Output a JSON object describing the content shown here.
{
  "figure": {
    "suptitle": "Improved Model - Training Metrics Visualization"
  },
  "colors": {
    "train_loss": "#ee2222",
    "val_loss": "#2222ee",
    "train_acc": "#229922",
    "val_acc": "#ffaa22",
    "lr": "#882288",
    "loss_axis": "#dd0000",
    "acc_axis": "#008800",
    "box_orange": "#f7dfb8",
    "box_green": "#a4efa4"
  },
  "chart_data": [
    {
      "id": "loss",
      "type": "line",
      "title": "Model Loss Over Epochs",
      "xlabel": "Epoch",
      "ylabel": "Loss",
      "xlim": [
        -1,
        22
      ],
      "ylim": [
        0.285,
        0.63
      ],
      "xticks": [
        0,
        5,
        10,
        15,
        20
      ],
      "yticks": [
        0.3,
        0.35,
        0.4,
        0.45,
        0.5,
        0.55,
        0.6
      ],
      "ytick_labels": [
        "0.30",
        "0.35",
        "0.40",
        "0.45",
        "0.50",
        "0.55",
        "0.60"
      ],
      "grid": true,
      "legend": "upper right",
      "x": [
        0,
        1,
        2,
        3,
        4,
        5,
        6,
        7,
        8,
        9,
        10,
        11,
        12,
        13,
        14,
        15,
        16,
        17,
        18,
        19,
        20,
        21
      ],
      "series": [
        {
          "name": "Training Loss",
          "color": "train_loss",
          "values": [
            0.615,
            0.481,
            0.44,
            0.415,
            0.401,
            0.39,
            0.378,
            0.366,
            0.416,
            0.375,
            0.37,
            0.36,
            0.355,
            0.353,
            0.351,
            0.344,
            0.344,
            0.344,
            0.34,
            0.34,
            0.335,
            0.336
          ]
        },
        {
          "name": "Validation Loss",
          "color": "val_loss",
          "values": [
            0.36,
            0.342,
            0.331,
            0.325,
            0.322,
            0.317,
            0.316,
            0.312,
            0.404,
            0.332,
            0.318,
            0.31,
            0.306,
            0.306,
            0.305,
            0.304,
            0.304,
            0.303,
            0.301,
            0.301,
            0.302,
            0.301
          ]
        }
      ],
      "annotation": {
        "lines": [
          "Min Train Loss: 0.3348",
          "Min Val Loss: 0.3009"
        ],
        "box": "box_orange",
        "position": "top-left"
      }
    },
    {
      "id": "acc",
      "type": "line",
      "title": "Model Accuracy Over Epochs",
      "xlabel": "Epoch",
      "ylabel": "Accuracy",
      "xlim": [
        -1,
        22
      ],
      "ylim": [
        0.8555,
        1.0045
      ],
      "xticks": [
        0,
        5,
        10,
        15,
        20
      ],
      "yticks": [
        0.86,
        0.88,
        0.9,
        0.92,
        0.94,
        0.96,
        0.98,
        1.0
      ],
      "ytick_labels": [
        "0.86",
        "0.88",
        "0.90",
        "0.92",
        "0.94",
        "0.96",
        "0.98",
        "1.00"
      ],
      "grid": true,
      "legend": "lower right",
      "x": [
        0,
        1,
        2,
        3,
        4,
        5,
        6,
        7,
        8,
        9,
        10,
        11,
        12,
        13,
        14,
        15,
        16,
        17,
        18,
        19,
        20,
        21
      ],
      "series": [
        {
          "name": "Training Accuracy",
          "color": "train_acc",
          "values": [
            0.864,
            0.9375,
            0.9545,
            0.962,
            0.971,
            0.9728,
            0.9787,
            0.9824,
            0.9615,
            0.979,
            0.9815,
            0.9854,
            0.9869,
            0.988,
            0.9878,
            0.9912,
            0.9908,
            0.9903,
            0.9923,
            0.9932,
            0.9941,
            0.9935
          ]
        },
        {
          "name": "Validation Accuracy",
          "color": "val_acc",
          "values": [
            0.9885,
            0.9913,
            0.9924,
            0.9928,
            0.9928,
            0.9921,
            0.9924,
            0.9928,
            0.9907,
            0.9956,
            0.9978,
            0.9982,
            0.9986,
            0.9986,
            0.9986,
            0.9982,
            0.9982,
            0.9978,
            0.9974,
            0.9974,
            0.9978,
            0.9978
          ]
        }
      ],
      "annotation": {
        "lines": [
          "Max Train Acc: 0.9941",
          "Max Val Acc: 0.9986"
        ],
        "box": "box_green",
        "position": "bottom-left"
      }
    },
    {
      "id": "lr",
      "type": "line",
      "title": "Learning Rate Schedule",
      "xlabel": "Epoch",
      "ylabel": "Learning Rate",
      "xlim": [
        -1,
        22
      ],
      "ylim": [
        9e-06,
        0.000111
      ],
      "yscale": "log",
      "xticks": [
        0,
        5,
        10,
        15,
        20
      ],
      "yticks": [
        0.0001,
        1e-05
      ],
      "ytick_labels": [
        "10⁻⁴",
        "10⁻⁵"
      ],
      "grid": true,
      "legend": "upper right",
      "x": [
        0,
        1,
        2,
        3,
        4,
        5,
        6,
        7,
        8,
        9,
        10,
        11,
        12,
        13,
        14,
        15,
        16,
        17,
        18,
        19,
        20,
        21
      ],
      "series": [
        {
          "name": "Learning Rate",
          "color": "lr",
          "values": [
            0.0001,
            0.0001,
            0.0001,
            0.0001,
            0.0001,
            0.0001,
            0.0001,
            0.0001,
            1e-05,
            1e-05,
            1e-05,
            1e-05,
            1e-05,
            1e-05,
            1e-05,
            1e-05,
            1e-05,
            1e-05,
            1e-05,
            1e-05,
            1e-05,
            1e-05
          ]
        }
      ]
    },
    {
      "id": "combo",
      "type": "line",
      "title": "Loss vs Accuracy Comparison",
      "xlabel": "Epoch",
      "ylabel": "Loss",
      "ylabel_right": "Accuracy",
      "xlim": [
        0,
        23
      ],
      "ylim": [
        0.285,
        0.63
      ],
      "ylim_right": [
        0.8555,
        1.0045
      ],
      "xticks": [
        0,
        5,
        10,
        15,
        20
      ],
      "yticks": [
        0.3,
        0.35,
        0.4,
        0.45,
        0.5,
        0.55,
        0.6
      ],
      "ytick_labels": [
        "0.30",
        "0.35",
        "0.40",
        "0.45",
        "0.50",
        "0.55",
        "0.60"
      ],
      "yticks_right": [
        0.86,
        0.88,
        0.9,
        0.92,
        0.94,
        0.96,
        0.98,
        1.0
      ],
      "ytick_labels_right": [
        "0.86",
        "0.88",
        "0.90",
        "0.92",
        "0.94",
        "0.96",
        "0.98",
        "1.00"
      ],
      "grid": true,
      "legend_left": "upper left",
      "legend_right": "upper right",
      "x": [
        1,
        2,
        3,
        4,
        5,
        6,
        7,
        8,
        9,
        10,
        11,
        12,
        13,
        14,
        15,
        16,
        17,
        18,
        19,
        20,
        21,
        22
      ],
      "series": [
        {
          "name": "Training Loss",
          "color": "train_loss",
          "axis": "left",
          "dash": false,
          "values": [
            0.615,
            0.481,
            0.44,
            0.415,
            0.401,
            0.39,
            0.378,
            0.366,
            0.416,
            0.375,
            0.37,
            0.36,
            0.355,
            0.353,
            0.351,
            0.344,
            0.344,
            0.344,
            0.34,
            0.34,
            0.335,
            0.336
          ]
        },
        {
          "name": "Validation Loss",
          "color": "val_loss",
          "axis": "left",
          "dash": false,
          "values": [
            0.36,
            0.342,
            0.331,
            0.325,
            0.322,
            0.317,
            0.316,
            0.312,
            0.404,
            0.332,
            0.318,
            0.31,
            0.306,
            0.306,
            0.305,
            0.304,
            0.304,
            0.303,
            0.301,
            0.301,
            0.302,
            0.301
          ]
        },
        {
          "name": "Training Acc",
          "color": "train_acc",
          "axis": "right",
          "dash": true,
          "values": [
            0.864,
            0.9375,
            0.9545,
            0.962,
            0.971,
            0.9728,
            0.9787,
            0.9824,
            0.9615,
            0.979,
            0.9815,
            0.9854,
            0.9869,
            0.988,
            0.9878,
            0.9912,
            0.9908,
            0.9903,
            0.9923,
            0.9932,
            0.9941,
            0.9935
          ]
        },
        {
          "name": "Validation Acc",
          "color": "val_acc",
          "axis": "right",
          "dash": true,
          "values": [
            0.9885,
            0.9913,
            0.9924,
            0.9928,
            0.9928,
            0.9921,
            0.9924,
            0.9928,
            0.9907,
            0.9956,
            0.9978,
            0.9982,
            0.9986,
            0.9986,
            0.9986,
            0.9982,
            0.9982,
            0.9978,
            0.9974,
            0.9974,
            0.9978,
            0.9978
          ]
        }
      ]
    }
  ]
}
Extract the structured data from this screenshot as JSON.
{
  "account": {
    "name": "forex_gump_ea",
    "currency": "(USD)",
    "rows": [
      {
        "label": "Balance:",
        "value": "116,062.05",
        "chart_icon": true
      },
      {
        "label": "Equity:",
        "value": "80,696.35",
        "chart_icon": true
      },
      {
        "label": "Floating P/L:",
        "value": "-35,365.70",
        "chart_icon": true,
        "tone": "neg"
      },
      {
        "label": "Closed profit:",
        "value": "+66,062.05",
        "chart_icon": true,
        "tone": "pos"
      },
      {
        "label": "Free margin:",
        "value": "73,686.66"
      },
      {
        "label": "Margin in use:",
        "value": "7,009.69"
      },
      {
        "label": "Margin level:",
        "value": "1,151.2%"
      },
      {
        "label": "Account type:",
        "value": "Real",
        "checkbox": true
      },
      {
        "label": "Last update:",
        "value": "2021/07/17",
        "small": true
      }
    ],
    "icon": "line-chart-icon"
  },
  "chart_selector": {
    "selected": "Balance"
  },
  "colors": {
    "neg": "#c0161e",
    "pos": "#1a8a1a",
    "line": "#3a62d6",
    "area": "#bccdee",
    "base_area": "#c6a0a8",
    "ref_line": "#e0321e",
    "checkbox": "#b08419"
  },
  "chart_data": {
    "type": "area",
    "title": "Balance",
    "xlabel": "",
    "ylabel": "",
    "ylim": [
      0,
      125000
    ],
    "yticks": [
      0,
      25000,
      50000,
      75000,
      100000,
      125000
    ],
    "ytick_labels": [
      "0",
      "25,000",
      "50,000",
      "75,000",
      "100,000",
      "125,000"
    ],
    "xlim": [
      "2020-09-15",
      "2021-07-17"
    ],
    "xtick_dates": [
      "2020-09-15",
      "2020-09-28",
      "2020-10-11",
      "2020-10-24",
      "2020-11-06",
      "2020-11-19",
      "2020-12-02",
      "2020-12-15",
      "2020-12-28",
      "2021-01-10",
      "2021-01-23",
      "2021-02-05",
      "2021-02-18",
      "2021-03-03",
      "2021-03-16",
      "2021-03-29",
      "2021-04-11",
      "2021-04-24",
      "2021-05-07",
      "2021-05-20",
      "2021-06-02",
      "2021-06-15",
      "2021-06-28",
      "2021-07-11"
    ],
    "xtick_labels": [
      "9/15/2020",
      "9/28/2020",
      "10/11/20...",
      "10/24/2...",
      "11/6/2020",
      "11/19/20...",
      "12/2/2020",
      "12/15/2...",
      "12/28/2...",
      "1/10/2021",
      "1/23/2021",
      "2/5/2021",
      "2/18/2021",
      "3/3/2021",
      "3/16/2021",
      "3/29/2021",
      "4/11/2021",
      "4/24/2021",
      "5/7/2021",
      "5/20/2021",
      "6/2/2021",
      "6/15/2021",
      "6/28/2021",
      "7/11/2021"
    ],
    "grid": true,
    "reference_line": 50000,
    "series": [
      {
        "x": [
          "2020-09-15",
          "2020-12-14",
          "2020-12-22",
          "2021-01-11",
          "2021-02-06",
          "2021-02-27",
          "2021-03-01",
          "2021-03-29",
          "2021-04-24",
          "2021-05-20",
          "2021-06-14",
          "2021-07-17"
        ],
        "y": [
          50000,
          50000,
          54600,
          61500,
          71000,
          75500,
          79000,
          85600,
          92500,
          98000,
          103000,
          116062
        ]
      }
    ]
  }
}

+===+

Task requirements: Pick out every line of the listing containing the word "upper", and show those lines.

Final result:
      "legend": "upper right",
      "legend": "upper right",
      "legend_left": "upper left",
      "legend_right": "upper right",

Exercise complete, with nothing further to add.